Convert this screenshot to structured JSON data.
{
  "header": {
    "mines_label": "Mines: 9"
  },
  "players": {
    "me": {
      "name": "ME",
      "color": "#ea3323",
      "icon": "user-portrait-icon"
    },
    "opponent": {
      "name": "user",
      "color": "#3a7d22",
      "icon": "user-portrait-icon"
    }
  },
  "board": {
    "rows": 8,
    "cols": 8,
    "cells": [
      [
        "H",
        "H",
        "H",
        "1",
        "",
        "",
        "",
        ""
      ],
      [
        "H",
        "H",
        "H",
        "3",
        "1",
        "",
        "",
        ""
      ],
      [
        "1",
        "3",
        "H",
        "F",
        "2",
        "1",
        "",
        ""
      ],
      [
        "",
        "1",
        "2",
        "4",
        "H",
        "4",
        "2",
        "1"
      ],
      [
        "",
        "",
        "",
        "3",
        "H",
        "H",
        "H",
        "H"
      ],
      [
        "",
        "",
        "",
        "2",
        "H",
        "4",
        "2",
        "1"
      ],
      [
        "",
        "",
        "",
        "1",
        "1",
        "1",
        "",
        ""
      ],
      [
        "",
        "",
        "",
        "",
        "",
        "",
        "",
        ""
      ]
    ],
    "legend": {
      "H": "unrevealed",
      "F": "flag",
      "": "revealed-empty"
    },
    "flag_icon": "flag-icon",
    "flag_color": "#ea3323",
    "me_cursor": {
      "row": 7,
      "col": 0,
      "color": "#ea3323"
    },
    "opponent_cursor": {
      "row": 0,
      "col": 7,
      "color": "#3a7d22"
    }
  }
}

- - - -

What to produce
Each line of the material should be duplicated exactly, please.

Solution for this task
Convert this screenshot to structured JSON data.
{
  "header": {
    "mines_label": "Mines: 9"
  },
  "players": {
    "me": {
      "name": "ME",
      "color": "#ea3323",
      "icon": "user-portrait-icon"
    },
    "opponent": {
      "name": "user",
      "color": "#3a7d22",
      "icon": "user-portrait-icon"
    }
  },
  "board": {
    "rows": 8,
    "cols": 8,
    "cells": [
      [
        "H",
        "H",
        "H",
        "1",
        "",
        "",
        "",
        ""
      ],
      [
        "H",
        "H",
        "H",
        "3",
        "1",
        "",
        "",
        ""
      ],
      [
        "1",
        "3",
        "H",
        "F",
        "2",
        "1",
        "",
        ""
      ],
      [
        "",
        "1",
        "2",
        "4",
        "H",
        "4",
        "2",
        "1"
      ],
      [
        "",
        "",
        "",
        "3",
        "H",
        "H",
        "H",
        "H"
      ],
      [
        "",
        "",
        "",
        "2",
        "H",
        "4",
        "2",
        "1"
      ],
      [
        "",
        "",
        "",
        "1",
        "1",
        "1",
        "",
        ""
      ],
      [
        "",
        "",
        "",
        "",
        "",
        "",
        "",
        ""
      ]
    ],
    "legend": {
      "H": "unrevealed",
      "F": "flag",
      "": "revealed-empty"
    },
    "flag_icon": "flag-icon",
    "flag_color": "#ea3323",
    "me_cursor": {
      "row": 7,
      "col": 0,
      "color": "#ea3323"
    },
    "opponent_cursor": {
      "row": 0,
      "col": 7,
      "color": "#3a7d22"
    }
  }
}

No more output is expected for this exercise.